GIVEN EXERCISE
Find each line below that contains the string "user" and copy it.

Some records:
>>>

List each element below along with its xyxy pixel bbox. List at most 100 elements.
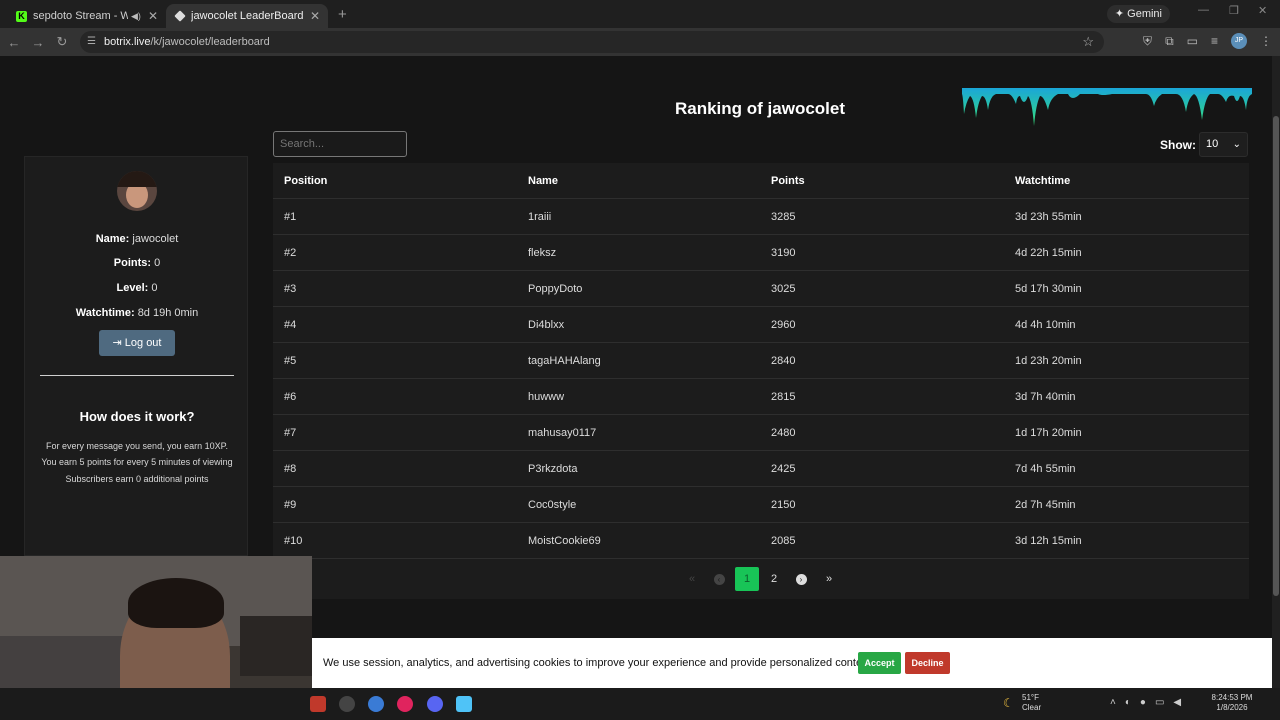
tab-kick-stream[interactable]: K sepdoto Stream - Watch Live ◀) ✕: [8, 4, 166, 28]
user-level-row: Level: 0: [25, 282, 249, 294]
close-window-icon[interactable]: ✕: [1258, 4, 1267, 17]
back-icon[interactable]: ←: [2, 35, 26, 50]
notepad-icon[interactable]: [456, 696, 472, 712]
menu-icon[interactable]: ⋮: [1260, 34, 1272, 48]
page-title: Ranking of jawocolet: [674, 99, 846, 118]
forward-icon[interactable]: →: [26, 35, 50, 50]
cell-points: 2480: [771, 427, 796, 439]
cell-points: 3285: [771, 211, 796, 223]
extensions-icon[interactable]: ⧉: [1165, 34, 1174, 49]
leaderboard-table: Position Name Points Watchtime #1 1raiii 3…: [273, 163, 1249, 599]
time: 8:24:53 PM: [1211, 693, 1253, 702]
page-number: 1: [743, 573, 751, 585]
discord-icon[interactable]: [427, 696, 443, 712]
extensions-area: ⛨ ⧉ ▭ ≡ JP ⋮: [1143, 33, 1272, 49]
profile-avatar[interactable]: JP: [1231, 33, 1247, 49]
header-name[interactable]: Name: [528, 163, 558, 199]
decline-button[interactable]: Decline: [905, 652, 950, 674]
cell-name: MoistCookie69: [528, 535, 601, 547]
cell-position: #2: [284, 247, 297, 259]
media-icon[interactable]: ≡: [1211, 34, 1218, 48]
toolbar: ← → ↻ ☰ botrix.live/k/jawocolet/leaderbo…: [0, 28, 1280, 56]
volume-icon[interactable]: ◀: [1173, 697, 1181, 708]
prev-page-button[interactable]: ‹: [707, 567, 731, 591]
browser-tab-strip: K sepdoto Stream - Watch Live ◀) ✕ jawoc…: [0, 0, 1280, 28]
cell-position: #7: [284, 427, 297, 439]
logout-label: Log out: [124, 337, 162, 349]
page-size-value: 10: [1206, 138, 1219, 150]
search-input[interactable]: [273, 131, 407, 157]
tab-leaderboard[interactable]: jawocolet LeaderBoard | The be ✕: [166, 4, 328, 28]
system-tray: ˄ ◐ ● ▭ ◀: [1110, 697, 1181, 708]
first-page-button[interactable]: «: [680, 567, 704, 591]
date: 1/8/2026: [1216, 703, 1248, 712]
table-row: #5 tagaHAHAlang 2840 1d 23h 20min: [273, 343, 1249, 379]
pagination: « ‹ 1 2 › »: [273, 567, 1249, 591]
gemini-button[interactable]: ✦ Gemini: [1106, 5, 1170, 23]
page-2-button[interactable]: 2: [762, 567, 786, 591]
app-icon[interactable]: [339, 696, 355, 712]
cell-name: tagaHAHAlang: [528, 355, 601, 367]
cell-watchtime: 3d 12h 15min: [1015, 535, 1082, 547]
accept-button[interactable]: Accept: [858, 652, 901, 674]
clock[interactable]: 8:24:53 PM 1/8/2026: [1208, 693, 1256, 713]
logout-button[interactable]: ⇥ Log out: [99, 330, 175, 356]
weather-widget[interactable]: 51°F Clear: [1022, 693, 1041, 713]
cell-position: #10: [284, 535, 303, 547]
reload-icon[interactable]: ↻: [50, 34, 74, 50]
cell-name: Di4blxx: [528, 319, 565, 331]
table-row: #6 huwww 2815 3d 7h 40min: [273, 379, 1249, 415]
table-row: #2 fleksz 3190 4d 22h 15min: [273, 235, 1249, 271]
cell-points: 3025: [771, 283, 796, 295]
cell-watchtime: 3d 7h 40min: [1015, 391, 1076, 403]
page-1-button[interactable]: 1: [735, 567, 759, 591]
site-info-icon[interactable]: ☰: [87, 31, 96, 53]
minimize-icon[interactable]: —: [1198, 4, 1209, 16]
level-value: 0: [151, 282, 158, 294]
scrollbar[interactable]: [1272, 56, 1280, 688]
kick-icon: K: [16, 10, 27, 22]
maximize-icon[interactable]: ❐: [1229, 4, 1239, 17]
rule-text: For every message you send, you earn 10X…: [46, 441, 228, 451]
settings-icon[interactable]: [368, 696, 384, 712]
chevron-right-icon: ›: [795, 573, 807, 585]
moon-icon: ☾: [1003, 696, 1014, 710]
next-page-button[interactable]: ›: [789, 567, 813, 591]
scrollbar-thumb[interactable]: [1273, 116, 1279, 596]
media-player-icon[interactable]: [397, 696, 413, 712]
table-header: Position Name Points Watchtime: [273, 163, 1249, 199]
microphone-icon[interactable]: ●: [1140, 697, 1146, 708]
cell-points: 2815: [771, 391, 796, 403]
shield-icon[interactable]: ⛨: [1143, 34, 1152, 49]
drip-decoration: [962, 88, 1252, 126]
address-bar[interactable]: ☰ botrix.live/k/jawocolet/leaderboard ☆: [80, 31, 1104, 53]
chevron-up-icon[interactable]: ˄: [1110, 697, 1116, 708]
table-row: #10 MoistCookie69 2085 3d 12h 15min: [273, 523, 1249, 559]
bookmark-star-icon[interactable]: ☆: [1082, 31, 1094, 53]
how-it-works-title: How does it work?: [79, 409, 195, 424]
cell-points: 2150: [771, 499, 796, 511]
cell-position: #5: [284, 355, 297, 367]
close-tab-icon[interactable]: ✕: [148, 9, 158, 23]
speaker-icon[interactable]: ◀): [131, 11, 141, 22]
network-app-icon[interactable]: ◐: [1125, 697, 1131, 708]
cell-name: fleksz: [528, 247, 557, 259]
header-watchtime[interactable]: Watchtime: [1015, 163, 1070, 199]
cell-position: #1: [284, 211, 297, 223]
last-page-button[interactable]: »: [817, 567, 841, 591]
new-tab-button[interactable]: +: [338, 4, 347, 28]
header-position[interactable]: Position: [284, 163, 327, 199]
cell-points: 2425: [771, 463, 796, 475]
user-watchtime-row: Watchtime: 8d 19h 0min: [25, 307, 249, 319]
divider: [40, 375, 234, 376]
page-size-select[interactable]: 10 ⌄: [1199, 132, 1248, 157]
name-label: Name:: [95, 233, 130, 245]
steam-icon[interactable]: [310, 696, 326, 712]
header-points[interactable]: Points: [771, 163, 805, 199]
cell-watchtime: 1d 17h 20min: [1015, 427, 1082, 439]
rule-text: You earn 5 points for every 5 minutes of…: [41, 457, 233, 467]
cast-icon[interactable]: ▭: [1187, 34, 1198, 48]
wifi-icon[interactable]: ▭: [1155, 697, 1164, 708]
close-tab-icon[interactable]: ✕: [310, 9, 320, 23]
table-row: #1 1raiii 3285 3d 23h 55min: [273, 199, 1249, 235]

<<<

ANSWER TO THIS EXERCISE
user-level-row: Level: 0: [25, 282, 249, 294]
user-watchtime-row: Watchtime: 8d 19h 0min: [25, 307, 249, 319]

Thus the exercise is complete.